Texto:

La situación del PAMI volvió a instalarse en la agenda política y ya genera tensiones en el Congreso, donde sectores de la oposición buscan avanzar con una declaración de emergencia ante las dificultades que se registran en distintas provincias.
El reclamo surge en medio de denuncias por reducción de prestaciones, demoras en la atención y recortes en los pagos a profesionales de la salud. Casos reportados en ciudades como Marcos Juárez, Concordia, Rosario y Puerto Madryn reflejan un escenario dispar en el acceso a servicios para afiliados.
Desde el oficialismo, en cambio, sostienen que el sistema continúa funcionando con normalidad. El titular del organismo, Esteban Leguizamo, aseguró que la cobertura médica y de medicamentos está garantizada, en línea con lo informado por el Gobierno nacional sobre la ejecución del presupuesto vigente.
Sin embargo, informes técnicos advierten una caída real en los recursos destinados al organismo. Según datos de la Oficina de Presupuesto del Congreso, durante el primer trimestre de 2026 las transferencias registraron una baja interanual significativa en términos reales, lo que impacta en la operatoria cotidiana del sistema.
A esto se suman cambios recientes en el esquema de pagos a médicos de cabecera, establecidos por una resolución del PAMI que fija un monto mensual por afiliado y elimina adicionales por consultas y seguimiento. Entidades profesionales sostienen que esta modificación implica una reducción importante de ingresos y podría afectar la disponibilidad de atención.
Frente a este panorama, legisladores del peronismo en el Senado impulsan un proyecto para declarar la emergencia del PAMI por un año, con el objetivo de destinar fondos adicionales, regularizar deudas con prestadores y actualizar aranceles. La iniciativa también contempla mecanismos de ajuste periódico en función de la inflación.

Datos proporcionados:
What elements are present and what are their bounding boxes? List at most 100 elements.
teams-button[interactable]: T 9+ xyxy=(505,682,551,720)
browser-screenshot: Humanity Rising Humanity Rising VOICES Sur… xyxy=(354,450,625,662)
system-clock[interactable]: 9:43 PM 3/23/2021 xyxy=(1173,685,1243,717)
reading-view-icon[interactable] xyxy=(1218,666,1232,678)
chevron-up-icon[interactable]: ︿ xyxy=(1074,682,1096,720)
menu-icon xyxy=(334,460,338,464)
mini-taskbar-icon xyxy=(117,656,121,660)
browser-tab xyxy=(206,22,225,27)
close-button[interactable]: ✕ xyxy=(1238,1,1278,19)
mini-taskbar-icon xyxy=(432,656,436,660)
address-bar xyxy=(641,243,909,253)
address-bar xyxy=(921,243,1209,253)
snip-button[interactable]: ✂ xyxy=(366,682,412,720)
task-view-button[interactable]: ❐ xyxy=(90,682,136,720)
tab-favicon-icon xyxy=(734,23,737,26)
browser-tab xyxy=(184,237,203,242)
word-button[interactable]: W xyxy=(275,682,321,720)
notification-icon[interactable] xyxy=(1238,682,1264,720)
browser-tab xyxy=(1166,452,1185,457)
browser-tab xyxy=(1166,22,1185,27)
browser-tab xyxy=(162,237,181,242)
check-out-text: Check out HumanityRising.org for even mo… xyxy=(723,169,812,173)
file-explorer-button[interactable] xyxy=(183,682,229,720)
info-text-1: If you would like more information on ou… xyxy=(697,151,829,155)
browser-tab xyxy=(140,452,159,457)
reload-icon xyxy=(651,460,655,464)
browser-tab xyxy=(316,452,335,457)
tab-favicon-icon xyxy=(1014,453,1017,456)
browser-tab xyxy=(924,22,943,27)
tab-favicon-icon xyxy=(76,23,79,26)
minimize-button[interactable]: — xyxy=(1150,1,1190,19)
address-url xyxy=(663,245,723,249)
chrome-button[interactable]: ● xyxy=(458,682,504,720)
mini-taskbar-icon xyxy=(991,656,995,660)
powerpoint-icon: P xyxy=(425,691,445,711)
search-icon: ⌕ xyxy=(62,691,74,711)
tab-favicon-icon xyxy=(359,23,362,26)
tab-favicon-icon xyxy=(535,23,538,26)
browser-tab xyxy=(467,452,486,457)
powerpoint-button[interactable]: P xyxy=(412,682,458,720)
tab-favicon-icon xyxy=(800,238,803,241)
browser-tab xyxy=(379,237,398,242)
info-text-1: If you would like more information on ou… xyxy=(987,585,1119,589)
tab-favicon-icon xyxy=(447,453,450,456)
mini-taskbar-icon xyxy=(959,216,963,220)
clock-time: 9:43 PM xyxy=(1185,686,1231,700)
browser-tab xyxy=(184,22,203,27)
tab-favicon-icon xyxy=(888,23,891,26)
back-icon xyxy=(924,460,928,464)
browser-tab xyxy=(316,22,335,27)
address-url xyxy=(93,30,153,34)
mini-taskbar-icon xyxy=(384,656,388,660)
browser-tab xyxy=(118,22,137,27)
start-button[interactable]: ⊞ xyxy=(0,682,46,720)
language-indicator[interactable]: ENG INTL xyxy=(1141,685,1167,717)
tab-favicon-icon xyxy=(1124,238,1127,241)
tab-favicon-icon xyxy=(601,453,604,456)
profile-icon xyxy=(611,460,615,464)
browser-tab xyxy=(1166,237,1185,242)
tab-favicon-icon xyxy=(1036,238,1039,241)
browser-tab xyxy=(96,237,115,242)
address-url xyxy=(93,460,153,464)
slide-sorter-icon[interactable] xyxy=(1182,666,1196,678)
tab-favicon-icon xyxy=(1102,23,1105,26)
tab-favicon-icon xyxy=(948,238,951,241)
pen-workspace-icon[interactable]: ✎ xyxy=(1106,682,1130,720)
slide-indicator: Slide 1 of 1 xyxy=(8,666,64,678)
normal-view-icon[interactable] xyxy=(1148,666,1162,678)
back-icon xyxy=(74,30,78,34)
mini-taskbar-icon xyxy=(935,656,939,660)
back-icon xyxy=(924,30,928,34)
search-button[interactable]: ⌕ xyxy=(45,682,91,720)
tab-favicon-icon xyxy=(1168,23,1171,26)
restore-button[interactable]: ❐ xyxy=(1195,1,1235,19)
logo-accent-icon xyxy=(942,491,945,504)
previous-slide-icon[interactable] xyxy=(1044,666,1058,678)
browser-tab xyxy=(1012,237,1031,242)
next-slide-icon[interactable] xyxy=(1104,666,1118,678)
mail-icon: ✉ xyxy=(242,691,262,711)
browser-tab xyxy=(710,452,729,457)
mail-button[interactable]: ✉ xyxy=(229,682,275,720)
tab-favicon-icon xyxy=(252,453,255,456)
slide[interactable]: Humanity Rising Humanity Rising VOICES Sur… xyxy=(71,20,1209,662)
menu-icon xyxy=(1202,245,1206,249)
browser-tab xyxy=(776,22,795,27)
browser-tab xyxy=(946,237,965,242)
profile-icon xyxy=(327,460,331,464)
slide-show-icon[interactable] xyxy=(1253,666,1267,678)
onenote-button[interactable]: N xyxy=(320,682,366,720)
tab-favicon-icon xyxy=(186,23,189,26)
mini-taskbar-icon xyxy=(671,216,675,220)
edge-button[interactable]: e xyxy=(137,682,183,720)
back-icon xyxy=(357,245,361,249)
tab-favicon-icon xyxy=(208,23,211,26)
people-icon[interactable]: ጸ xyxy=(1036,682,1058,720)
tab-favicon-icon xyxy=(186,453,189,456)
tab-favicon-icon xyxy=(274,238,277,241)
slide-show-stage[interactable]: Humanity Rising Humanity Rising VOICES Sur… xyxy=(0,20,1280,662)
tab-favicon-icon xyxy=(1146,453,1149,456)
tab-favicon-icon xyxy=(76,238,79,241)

Ejercicios:
#1 Transcribe de la nota sobre el PAMI el fragmento que va desde "La situación del" hasta "servicios para afiliados.".
#2 Según la nota sobre el PAMI, indica si cada afirmación es correcta (sí o no) y cita las palabras de la nota que lo deciden.
(a) Esteban Leguizamo es el titular del organismo.
(b) El proyecto del Senado propone declarar la emergencia del PAMI por dos años.
(c) La resolución del PAMI sobre los médicos de cabecera agrega adicionales por consultas.
#3 Responde con datos de la nota sobre el PAMI:
(a) ¿En qué ciudades se reportaron casos?
(b) ¿De qué oficina provienen los datos sobre las transferencias del primer trimestre de 2026?
(c) ¿En qué cámara impulsan los legisladores del peronismo el proyecto de emergencia?
El listado no hace falta para resolver ninguna de estas consignas.

Respuestas:
#1
La situación del PAMI volvió a instalarse en la agenda política y ya genera tensiones en el Congreso, donde sectores de la oposición buscan avanzar con una declaración de emergencia ante las dificultades que se registran en distintas provincias.
El reclamo surge en medio de denuncias por reducción de prestaciones, demoras en la atención y recortes en los pagos a profesionales de la salud. Casos reportados en ciudades como Marcos Juárez, Concordia, Rosario y Puerto Madryn reflejan un escenario dispar en el acceso a servicios para afiliados.

#2
(a) Sí: "El titular del organismo, Esteban Leguizamo".
(b) No: "declarar la emergencia del PAMI por un año".
(c) No: "elimina adicionales por consultas y seguimiento".

#3
(a) En Marcos Juárez, Concordia, Rosario y Puerto Madryn.
(b) De la Oficina de Presupuesto del Congreso.
(c) En el Senado.